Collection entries
┄┄┄┄┄┄┄┄┄┄
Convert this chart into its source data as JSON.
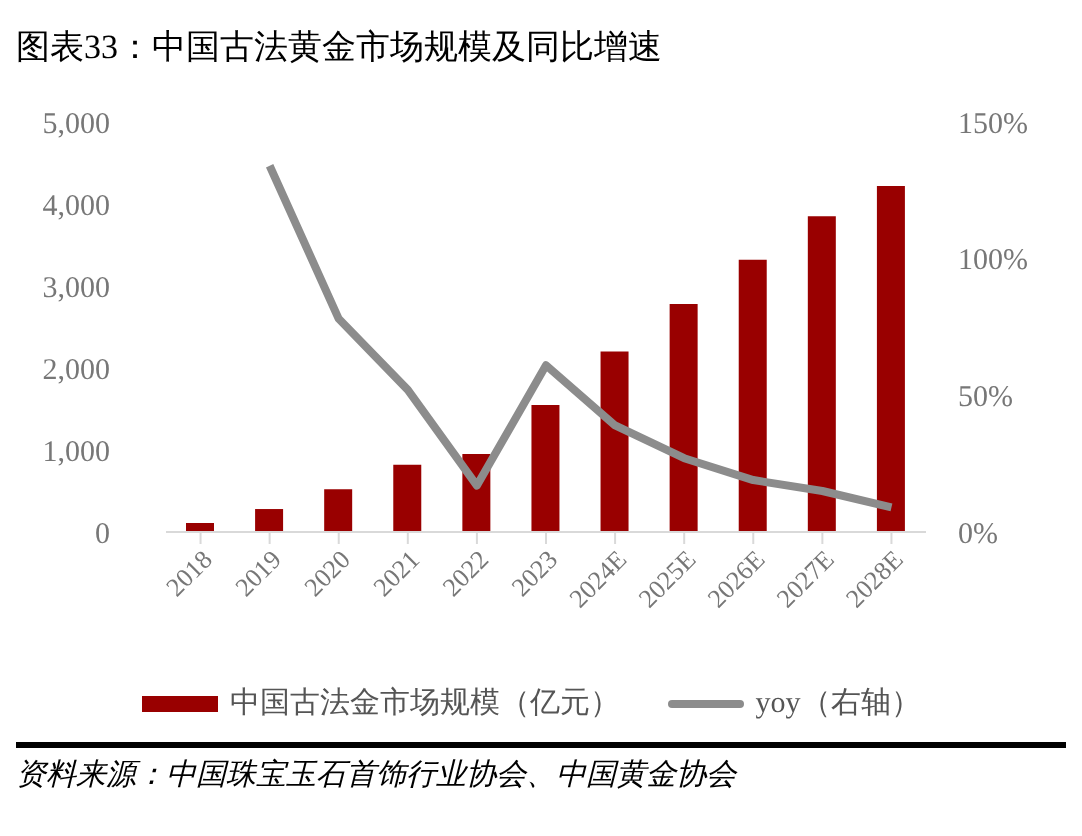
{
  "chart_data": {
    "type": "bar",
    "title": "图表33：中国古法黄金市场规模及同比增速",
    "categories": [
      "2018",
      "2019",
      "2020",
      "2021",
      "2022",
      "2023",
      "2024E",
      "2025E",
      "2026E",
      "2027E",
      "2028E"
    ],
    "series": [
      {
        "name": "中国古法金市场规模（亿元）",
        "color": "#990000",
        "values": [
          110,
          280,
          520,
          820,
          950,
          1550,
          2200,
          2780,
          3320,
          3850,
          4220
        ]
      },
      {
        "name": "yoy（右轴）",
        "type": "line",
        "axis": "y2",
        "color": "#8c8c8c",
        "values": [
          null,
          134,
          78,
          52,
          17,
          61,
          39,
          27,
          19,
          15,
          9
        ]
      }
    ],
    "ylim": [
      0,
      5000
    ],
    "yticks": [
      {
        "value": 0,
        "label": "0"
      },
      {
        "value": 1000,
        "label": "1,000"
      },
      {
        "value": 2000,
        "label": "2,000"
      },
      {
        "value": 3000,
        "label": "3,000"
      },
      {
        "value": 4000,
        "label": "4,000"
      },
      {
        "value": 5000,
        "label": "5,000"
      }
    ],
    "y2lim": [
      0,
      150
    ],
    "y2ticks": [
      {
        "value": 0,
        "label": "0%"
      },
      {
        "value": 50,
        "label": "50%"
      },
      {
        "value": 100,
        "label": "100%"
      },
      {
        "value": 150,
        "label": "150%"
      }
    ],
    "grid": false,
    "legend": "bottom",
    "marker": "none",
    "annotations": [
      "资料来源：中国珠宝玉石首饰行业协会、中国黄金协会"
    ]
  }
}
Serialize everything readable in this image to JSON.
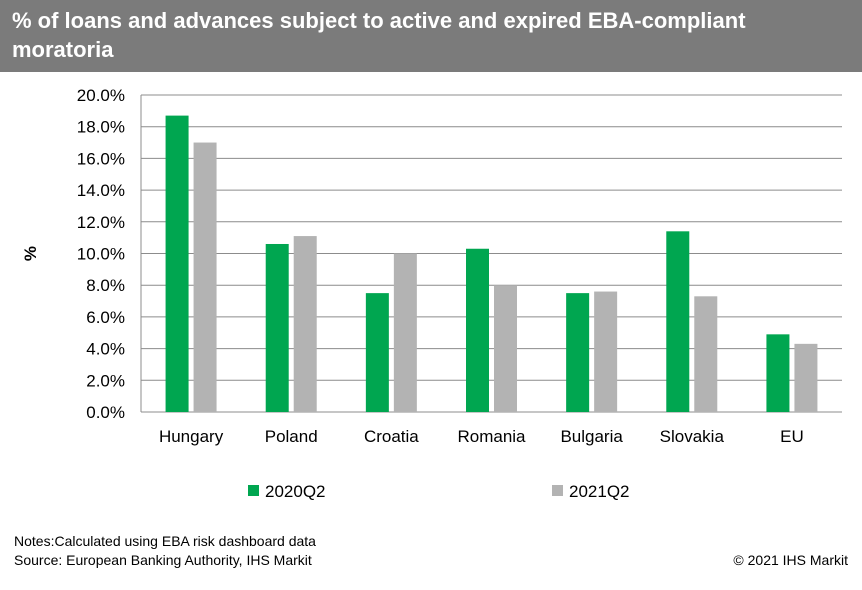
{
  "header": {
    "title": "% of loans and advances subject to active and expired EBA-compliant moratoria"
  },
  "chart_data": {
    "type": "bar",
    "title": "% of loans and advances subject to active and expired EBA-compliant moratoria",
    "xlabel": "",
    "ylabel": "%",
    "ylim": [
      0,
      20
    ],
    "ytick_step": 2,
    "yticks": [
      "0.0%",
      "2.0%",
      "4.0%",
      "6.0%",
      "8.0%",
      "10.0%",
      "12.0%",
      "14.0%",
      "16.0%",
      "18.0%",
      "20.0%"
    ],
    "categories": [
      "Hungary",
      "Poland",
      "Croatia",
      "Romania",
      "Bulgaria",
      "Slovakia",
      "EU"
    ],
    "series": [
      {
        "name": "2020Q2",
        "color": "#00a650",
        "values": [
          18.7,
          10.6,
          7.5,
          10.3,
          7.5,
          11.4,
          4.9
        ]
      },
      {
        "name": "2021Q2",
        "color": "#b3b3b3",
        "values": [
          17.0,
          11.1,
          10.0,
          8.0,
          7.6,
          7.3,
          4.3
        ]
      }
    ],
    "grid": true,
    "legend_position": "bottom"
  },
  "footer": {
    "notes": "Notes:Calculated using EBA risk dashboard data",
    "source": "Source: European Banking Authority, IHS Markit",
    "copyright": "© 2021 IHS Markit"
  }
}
┄┄┄┄┄┄┄┄┄┄
Written task ▸ Write the full listing out again with every line unchanged, but include no pictures.

Result of the task ▸
Convert this chart into its source data as JSON.
{
  "chart_data": {
    "type": "bar",
    "title": "图表33：中国古法黄金市场规模及同比增速",
    "categories": [
      "2018",
      "2019",
      "2020",
      "2021",
      "2022",
      "2023",
      "2024E",
      "2025E",
      "2026E",
      "2027E",
      "2028E"
    ],
    "series": [
      {
        "name": "中国古法金市场规模（亿元）",
        "color": "#990000",
        "values": [
          110,
          280,
          520,
          820,
          950,
          1550,
          2200,
          2780,
          3320,
          3850,
          4220
        ]
      },
      {
        "name": "yoy（右轴）",
        "type": "line",
        "axis": "y2",
        "color": "#8c8c8c",
        "values": [
          null,
          134,
          78,
          52,
          17,
          61,
          39,
          27,
          19,
          15,
          9
        ]
      }
    ],
    "ylim": [
      0,
      5000
    ],
    "yticks": [
      {
        "value": 0,
        "label": "0"
      },
      {
        "value": 1000,
        "label": "1,000"
      },
      {
        "value": 2000,
        "label": "2,000"
      },
      {
        "value": 3000,
        "label": "3,000"
      },
      {
        "value": 4000,
        "label": "4,000"
      },
      {
        "value": 5000,
        "label": "5,000"
      }
    ],
    "y2lim": [
      0,
      150
    ],
    "y2ticks": [
      {
        "value": 0,
        "label": "0%"
      },
      {
        "value": 50,
        "label": "50%"
      },
      {
        "value": 100,
        "label": "100%"
      },
      {
        "value": 150,
        "label": "150%"
      }
    ],
    "grid": false,
    "legend": "bottom",
    "marker": "none",
    "annotations": [
      "资料来源：中国珠宝玉石首饰行业协会、中国黄金协会"
    ]
  }
}
Serialize everything readable in this image to JSON.
{
  "header": {
    "title": "% of loans and advances subject to active and expired EBA-compliant moratoria"
  },
  "chart_data": {
    "type": "bar",
    "title": "% of loans and advances subject to active and expired EBA-compliant moratoria",
    "xlabel": "",
    "ylabel": "%",
    "ylim": [
      0,
      20
    ],
    "ytick_step": 2,
    "yticks": [
      "0.0%",
      "2.0%",
      "4.0%",
      "6.0%",
      "8.0%",
      "10.0%",
      "12.0%",
      "14.0%",
      "16.0%",
      "18.0%",
      "20.0%"
    ],
    "categories": [
      "Hungary",
      "Poland",
      "Croatia",
      "Romania",
      "Bulgaria",
      "Slovakia",
      "EU"
    ],
    "series": [
      {
        "name": "2020Q2",
        "color": "#00a650",
        "values": [
          18.7,
          10.6,
          7.5,
          10.3,
          7.5,
          11.4,
          4.9
        ]
      },
      {
        "name": "2021Q2",
        "color": "#b3b3b3",
        "values": [
          17.0,
          11.1,
          10.0,
          8.0,
          7.6,
          7.3,
          4.3
        ]
      }
    ],
    "grid": true,
    "legend_position": "bottom"
  },
  "footer": {
    "notes": "Notes:Calculated using EBA risk dashboard data",
    "source": "Source: European Banking Authority, IHS Markit",
    "copyright": "© 2021 IHS Markit"
  }
}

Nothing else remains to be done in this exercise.